_Task to carry out_:
Can you write out all of the material below, word for word?

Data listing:
++++++

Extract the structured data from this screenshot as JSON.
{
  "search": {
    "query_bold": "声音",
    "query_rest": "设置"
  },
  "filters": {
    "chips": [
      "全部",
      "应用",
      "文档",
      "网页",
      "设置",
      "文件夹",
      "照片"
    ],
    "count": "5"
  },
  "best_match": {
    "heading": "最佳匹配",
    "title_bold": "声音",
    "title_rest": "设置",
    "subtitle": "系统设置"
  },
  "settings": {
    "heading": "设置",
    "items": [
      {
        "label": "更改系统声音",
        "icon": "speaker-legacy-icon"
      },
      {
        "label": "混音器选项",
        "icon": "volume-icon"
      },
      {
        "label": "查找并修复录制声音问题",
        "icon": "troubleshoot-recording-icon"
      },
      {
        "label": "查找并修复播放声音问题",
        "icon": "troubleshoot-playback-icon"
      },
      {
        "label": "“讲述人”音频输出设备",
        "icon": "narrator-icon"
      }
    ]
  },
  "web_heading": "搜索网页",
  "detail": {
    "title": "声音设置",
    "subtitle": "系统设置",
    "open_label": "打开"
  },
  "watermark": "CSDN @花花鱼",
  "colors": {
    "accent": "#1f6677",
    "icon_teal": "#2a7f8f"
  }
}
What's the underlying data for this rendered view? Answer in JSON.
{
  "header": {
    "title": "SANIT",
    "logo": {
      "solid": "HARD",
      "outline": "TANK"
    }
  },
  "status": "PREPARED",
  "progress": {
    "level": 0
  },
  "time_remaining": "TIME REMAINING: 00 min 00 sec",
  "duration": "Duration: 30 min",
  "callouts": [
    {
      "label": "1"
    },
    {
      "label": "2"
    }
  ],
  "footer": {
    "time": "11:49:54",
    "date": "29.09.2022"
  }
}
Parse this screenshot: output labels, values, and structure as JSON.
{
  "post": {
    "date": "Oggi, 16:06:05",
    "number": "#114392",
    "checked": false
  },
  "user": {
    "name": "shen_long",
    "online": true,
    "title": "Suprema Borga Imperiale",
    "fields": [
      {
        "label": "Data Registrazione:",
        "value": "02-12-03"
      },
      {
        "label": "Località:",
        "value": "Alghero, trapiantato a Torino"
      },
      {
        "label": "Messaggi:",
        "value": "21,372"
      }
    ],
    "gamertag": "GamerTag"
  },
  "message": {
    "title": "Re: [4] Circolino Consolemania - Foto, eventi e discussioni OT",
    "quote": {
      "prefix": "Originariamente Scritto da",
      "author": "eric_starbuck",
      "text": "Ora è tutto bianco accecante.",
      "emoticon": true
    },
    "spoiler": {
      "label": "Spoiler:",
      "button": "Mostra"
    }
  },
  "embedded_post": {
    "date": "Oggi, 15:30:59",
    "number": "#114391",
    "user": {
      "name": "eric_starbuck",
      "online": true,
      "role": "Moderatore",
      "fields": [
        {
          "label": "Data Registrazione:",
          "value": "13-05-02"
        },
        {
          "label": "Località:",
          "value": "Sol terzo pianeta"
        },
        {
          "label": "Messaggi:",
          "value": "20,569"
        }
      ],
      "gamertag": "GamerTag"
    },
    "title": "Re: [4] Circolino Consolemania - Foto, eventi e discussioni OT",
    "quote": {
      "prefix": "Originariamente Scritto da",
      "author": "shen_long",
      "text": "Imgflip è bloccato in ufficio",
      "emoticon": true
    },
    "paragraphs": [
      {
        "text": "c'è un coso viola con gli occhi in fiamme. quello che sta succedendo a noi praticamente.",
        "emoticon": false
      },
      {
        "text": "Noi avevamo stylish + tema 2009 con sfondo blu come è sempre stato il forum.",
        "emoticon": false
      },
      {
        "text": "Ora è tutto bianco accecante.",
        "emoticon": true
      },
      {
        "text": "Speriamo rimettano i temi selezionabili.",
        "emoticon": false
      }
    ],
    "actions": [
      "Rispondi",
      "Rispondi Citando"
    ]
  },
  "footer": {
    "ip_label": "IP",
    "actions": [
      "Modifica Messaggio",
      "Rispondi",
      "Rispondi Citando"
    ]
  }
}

++++++

_Answer below_:
Extract the structured data from this screenshot as JSON.
{
  "search": {
    "query_bold": "声音",
    "query_rest": "设置"
  },
  "filters": {
    "chips": [
      "全部",
      "应用",
      "文档",
      "网页",
      "设置",
      "文件夹",
      "照片"
    ],
    "count": "5"
  },
  "best_match": {
    "heading": "最佳匹配",
    "title_bold": "声音",
    "title_rest": "设置",
    "subtitle": "系统设置"
  },
  "settings": {
    "heading": "设置",
    "items": [
      {
        "label": "更改系统声音",
        "icon": "speaker-legacy-icon"
      },
      {
        "label": "混音器选项",
        "icon": "volume-icon"
      },
      {
        "label": "查找并修复录制声音问题",
        "icon": "troubleshoot-recording-icon"
      },
      {
        "label": "查找并修复播放声音问题",
        "icon": "troubleshoot-playback-icon"
      },
      {
        "label": "“讲述人”音频输出设备",
        "icon": "narrator-icon"
      }
    ]
  },
  "web_heading": "搜索网页",
  "detail": {
    "title": "声音设置",
    "subtitle": "系统设置",
    "open_label": "打开"
  },
  "watermark": "CSDN @花花鱼",
  "colors": {
    "accent": "#1f6677",
    "icon_teal": "#2a7f8f"
  }
}
What's the underlying data for this rendered view? Answer in JSON.
{
  "header": {
    "title": "SANIT",
    "logo": {
      "solid": "HARD",
      "outline": "TANK"
    }
  },
  "status": "PREPARED",
  "progress": {
    "level": 0
  },
  "time_remaining": "TIME REMAINING: 00 min 00 sec",
  "duration": "Duration: 30 min",
  "callouts": [
    {
      "label": "1"
    },
    {
      "label": "2"
    }
  ],
  "footer": {
    "time": "11:49:54",
    "date": "29.09.2022"
  }
}
Parse this screenshot: output labels, values, and structure as JSON.
{
  "post": {
    "date": "Oggi, 16:06:05",
    "number": "#114392",
    "checked": false
  },
  "user": {
    "name": "shen_long",
    "online": true,
    "title": "Suprema Borga Imperiale",
    "fields": [
      {
        "label": "Data Registrazione:",
        "value": "02-12-03"
      },
      {
        "label": "Località:",
        "value": "Alghero, trapiantato a Torino"
      },
      {
        "label": "Messaggi:",
        "value": "21,372"
      }
    ],
    "gamertag": "GamerTag"
  },
  "message": {
    "title": "Re: [4] Circolino Consolemania - Foto, eventi e discussioni OT",
    "quote": {
      "prefix": "Originariamente Scritto da",
      "author": "eric_starbuck",
      "text": "Ora è tutto bianco accecante.",
      "emoticon": true
    },
    "spoiler": {
      "label": "Spoiler:",
      "button": "Mostra"
    }
  },
  "embedded_post": {
    "date": "Oggi, 15:30:59",
    "number": "#114391",
    "user": {
      "name": "eric_starbuck",
      "online": true,
      "role": "Moderatore",
      "fields": [
        {
          "label": "Data Registrazione:",
          "value": "13-05-02"
        },
        {
          "label": "Località:",
          "value": "Sol terzo pianeta"
        },
        {
          "label": "Messaggi:",
          "value": "20,569"
        }
      ],
      "gamertag": "GamerTag"
    },
    "title": "Re: [4] Circolino Consolemania - Foto, eventi e discussioni OT",
    "quote": {
      "prefix": "Originariamente Scritto da",
      "author": "shen_long",
      "text": "Imgflip è bloccato in ufficio",
      "emoticon": true
    },
    "paragraphs": [
      {
        "text": "c'è un coso viola con gli occhi in fiamme. quello che sta succedendo a noi praticamente.",
        "emoticon": false
      },
      {
        "text": "Noi avevamo stylish + tema 2009 con sfondo blu come è sempre stato il forum.",
        "emoticon": false
      },
      {
        "text": "Ora è tutto bianco accecante.",
        "emoticon": true
      },
      {
        "text": "Speriamo rimettano i temi selezionabili.",
        "emoticon": false
      }
    ],
    "actions": [
      "Rispondi",
      "Rispondi Citando"
    ]
  },
  "footer": {
    "ip_label": "IP",
    "actions": [
      "Modifica Messaggio",
      "Rispondi",
      "Rispondi Citando"
    ]
  }
}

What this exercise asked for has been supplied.